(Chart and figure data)
* Begin *
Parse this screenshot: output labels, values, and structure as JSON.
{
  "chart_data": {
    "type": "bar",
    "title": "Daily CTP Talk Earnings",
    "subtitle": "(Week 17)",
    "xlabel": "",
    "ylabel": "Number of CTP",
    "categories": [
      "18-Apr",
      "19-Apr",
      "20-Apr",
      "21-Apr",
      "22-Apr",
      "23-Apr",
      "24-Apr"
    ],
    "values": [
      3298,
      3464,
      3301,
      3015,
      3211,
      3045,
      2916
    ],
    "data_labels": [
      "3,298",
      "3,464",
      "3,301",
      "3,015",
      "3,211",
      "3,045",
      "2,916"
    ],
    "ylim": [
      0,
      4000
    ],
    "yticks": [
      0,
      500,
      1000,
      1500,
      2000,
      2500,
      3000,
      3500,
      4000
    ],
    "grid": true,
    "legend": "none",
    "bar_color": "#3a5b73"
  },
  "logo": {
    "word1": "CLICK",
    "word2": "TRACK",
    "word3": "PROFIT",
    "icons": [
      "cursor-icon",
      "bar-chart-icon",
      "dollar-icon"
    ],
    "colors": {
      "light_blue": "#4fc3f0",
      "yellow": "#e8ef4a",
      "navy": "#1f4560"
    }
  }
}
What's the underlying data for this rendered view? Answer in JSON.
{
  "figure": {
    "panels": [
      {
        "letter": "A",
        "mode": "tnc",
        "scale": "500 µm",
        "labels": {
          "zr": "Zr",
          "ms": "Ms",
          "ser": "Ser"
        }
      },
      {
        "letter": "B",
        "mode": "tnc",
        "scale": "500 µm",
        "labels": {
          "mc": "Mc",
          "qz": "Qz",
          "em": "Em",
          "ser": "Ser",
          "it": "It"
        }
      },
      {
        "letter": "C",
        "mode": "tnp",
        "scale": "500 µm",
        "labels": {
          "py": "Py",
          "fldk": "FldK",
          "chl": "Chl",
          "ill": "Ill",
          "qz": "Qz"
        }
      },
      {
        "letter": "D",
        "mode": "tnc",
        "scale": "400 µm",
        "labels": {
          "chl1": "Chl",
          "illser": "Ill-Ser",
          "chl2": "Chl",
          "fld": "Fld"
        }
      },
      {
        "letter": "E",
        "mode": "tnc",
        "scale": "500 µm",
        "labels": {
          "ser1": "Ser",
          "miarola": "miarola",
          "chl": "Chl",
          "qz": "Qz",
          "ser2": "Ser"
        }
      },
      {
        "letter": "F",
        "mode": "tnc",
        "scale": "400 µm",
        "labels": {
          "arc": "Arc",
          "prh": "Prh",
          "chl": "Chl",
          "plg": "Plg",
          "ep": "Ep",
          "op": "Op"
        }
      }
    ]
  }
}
* End *
Type out the material again exactly as presented.

** Solution **
Parse this screenshot: output labels, values, and structure as JSON.
{
  "chart_data": {
    "type": "bar",
    "title": "Daily CTP Talk Earnings",
    "subtitle": "(Week 17)",
    "xlabel": "",
    "ylabel": "Number of CTP",
    "categories": [
      "18-Apr",
      "19-Apr",
      "20-Apr",
      "21-Apr",
      "22-Apr",
      "23-Apr",
      "24-Apr"
    ],
    "values": [
      3298,
      3464,
      3301,
      3015,
      3211,
      3045,
      2916
    ],
    "data_labels": [
      "3,298",
      "3,464",
      "3,301",
      "3,015",
      "3,211",
      "3,045",
      "2,916"
    ],
    "ylim": [
      0,
      4000
    ],
    "yticks": [
      0,
      500,
      1000,
      1500,
      2000,
      2500,
      3000,
      3500,
      4000
    ],
    "grid": true,
    "legend": "none",
    "bar_color": "#3a5b73"
  },
  "logo": {
    "word1": "CLICK",
    "word2": "TRACK",
    "word3": "PROFIT",
    "icons": [
      "cursor-icon",
      "bar-chart-icon",
      "dollar-icon"
    ],
    "colors": {
      "light_blue": "#4fc3f0",
      "yellow": "#e8ef4a",
      "navy": "#1f4560"
    }
  }
}
What's the underlying data for this rendered view? Answer in JSON.
{
  "figure": {
    "panels": [
      {
        "letter": "A",
        "mode": "tnc",
        "scale": "500 µm",
        "labels": {
          "zr": "Zr",
          "ms": "Ms",
          "ser": "Ser"
        }
      },
      {
        "letter": "B",
        "mode": "tnc",
        "scale": "500 µm",
        "labels": {
          "mc": "Mc",
          "qz": "Qz",
          "em": "Em",
          "ser": "Ser",
          "it": "It"
        }
      },
      {
        "letter": "C",
        "mode": "tnp",
        "scale": "500 µm",
        "labels": {
          "py": "Py",
          "fldk": "FldK",
          "chl": "Chl",
          "ill": "Ill",
          "qz": "Qz"
        }
      },
      {
        "letter": "D",
        "mode": "tnc",
        "scale": "400 µm",
        "labels": {
          "chl1": "Chl",
          "illser": "Ill-Ser",
          "chl2": "Chl",
          "fld": "Fld"
        }
      },
      {
        "letter": "E",
        "mode": "tnc",
        "scale": "500 µm",
        "labels": {
          "ser1": "Ser",
          "miarola": "miarola",
          "chl": "Chl",
          "qz": "Qz",
          "ser2": "Ser"
        }
      },
      {
        "letter": "F",
        "mode": "tnc",
        "scale": "400 µm",
        "labels": {
          "arc": "Arc",
          "prh": "Prh",
          "chl": "Chl",
          "plg": "Plg",
          "ep": "Ep",
          "op": "Op"
        }
      }
    ]
  }
}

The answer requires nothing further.